'''
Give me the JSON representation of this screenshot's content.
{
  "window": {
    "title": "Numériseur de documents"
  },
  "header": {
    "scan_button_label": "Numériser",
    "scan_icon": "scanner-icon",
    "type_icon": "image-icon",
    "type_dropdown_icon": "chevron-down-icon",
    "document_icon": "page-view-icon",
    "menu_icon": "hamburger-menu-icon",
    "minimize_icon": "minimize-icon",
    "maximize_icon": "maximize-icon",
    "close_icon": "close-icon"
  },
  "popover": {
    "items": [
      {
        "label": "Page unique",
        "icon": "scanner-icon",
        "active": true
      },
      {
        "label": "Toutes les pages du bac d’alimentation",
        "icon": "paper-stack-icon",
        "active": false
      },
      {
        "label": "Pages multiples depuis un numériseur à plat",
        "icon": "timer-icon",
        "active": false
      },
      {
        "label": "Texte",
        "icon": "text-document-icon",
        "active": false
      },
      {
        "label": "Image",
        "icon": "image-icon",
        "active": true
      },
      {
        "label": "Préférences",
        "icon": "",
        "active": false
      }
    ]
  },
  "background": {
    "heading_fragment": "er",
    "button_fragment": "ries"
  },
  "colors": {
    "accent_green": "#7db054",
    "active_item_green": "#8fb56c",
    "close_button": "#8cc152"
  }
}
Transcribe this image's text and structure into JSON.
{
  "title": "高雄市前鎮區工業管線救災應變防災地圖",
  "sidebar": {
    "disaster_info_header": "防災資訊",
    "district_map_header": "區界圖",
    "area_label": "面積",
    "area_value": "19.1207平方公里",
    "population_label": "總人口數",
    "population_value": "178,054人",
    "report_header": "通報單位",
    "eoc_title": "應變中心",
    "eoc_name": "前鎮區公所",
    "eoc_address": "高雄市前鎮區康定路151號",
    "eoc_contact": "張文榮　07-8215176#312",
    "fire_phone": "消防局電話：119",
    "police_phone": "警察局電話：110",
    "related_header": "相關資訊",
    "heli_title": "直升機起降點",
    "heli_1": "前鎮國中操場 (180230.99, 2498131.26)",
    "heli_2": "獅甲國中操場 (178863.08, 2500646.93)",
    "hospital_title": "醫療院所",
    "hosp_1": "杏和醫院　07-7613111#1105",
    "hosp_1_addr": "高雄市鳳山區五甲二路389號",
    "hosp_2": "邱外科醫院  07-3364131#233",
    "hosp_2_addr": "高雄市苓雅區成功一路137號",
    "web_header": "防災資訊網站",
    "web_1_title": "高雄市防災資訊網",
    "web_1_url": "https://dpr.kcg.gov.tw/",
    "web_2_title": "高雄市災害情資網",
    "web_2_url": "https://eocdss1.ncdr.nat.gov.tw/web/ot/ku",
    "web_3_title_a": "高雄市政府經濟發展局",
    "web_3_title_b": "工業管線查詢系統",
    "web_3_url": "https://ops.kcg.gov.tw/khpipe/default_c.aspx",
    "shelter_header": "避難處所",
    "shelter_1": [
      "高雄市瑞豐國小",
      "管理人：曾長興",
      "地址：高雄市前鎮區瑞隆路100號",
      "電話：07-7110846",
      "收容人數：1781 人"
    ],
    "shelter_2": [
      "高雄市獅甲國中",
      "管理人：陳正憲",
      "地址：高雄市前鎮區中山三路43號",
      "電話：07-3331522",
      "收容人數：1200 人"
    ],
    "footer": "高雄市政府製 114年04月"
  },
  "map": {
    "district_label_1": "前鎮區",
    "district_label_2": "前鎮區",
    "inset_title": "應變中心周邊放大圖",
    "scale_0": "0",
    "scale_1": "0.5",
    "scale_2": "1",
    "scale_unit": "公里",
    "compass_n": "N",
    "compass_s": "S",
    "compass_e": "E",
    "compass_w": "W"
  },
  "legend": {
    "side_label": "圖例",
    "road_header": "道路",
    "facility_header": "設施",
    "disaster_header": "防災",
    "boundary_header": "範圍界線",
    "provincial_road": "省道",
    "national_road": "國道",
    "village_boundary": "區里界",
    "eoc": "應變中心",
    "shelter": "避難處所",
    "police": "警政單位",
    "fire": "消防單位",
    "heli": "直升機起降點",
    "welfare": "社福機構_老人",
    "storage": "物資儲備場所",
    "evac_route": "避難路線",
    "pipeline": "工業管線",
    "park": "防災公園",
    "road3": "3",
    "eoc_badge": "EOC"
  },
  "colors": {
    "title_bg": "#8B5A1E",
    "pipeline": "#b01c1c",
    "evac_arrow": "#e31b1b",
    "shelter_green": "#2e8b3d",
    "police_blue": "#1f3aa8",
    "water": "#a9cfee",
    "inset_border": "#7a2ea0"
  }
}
'''
__The task__
Provide an exact reproduction of all the entries shown above.

__Worked solution__
Give me the JSON representation of this screenshot's content.
{
  "window": {
    "title": "Numériseur de documents"
  },
  "header": {
    "scan_button_label": "Numériser",
    "scan_icon": "scanner-icon",
    "type_icon": "image-icon",
    "type_dropdown_icon": "chevron-down-icon",
    "document_icon": "page-view-icon",
    "menu_icon": "hamburger-menu-icon",
    "minimize_icon": "minimize-icon",
    "maximize_icon": "maximize-icon",
    "close_icon": "close-icon"
  },
  "popover": {
    "items": [
      {
        "label": "Page unique",
        "icon": "scanner-icon",
        "active": true
      },
      {
        "label": "Toutes les pages du bac d’alimentation",
        "icon": "paper-stack-icon",
        "active": false
      },
      {
        "label": "Pages multiples depuis un numériseur à plat",
        "icon": "timer-icon",
        "active": false
      },
      {
        "label": "Texte",
        "icon": "text-document-icon",
        "active": false
      },
      {
        "label": "Image",
        "icon": "image-icon",
        "active": true
      },
      {
        "label": "Préférences",
        "icon": "",
        "active": false
      }
    ]
  },
  "background": {
    "heading_fragment": "er",
    "button_fragment": "ries"
  },
  "colors": {
    "accent_green": "#7db054",
    "active_item_green": "#8fb56c",
    "close_button": "#8cc152"
  }
}
Transcribe this image's text and structure into JSON.
{
  "title": "高雄市前鎮區工業管線救災應變防災地圖",
  "sidebar": {
    "disaster_info_header": "防災資訊",
    "district_map_header": "區界圖",
    "area_label": "面積",
    "area_value": "19.1207平方公里",
    "population_label": "總人口數",
    "population_value": "178,054人",
    "report_header": "通報單位",
    "eoc_title": "應變中心",
    "eoc_name": "前鎮區公所",
    "eoc_address": "高雄市前鎮區康定路151號",
    "eoc_contact": "張文榮　07-8215176#312",
    "fire_phone": "消防局電話：119",
    "police_phone": "警察局電話：110",
    "related_header": "相關資訊",
    "heli_title": "直升機起降點",
    "heli_1": "前鎮國中操場 (180230.99, 2498131.26)",
    "heli_2": "獅甲國中操場 (178863.08, 2500646.93)",
    "hospital_title": "醫療院所",
    "hosp_1": "杏和醫院　07-7613111#1105",
    "hosp_1_addr": "高雄市鳳山區五甲二路389號",
    "hosp_2": "邱外科醫院  07-3364131#233",
    "hosp_2_addr": "高雄市苓雅區成功一路137號",
    "web_header": "防災資訊網站",
    "web_1_title": "高雄市防災資訊網",
    "web_1_url": "https://dpr.kcg.gov.tw/",
    "web_2_title": "高雄市災害情資網",
    "web_2_url": "https://eocdss1.ncdr.nat.gov.tw/web/ot/ku",
    "web_3_title_a": "高雄市政府經濟發展局",
    "web_3_title_b": "工業管線查詢系統",
    "web_3_url": "https://ops.kcg.gov.tw/khpipe/default_c.aspx",
    "shelter_header": "避難處所",
    "shelter_1": [
      "高雄市瑞豐國小",
      "管理人：曾長興",
      "地址：高雄市前鎮區瑞隆路100號",
      "電話：07-7110846",
      "收容人數：1781 人"
    ],
    "shelter_2": [
      "高雄市獅甲國中",
      "管理人：陳正憲",
      "地址：高雄市前鎮區中山三路43號",
      "電話：07-3331522",
      "收容人數：1200 人"
    ],
    "footer": "高雄市政府製 114年04月"
  },
  "map": {
    "district_label_1": "前鎮區",
    "district_label_2": "前鎮區",
    "inset_title": "應變中心周邊放大圖",
    "scale_0": "0",
    "scale_1": "0.5",
    "scale_2": "1",
    "scale_unit": "公里",
    "compass_n": "N",
    "compass_s": "S",
    "compass_e": "E",
    "compass_w": "W"
  },
  "legend": {
    "side_label": "圖例",
    "road_header": "道路",
    "facility_header": "設施",
    "disaster_header": "防災",
    "boundary_header": "範圍界線",
    "provincial_road": "省道",
    "national_road": "國道",
    "village_boundary": "區里界",
    "eoc": "應變中心",
    "shelter": "避難處所",
    "police": "警政單位",
    "fire": "消防單位",
    "heli": "直升機起降點",
    "welfare": "社福機構_老人",
    "storage": "物資儲備場所",
    "evac_route": "避難路線",
    "pipeline": "工業管線",
    "park": "防災公園",
    "road3": "3",
    "eoc_badge": "EOC"
  },
  "colors": {
    "title_bg": "#8B5A1E",
    "pipeline": "#b01c1c",
    "evac_arrow": "#e31b1b",
    "shelter_green": "#2e8b3d",
    "police_blue": "#1f3aa8",
    "water": "#a9cfee",
    "inset_border": "#7a2ea0"
  }
}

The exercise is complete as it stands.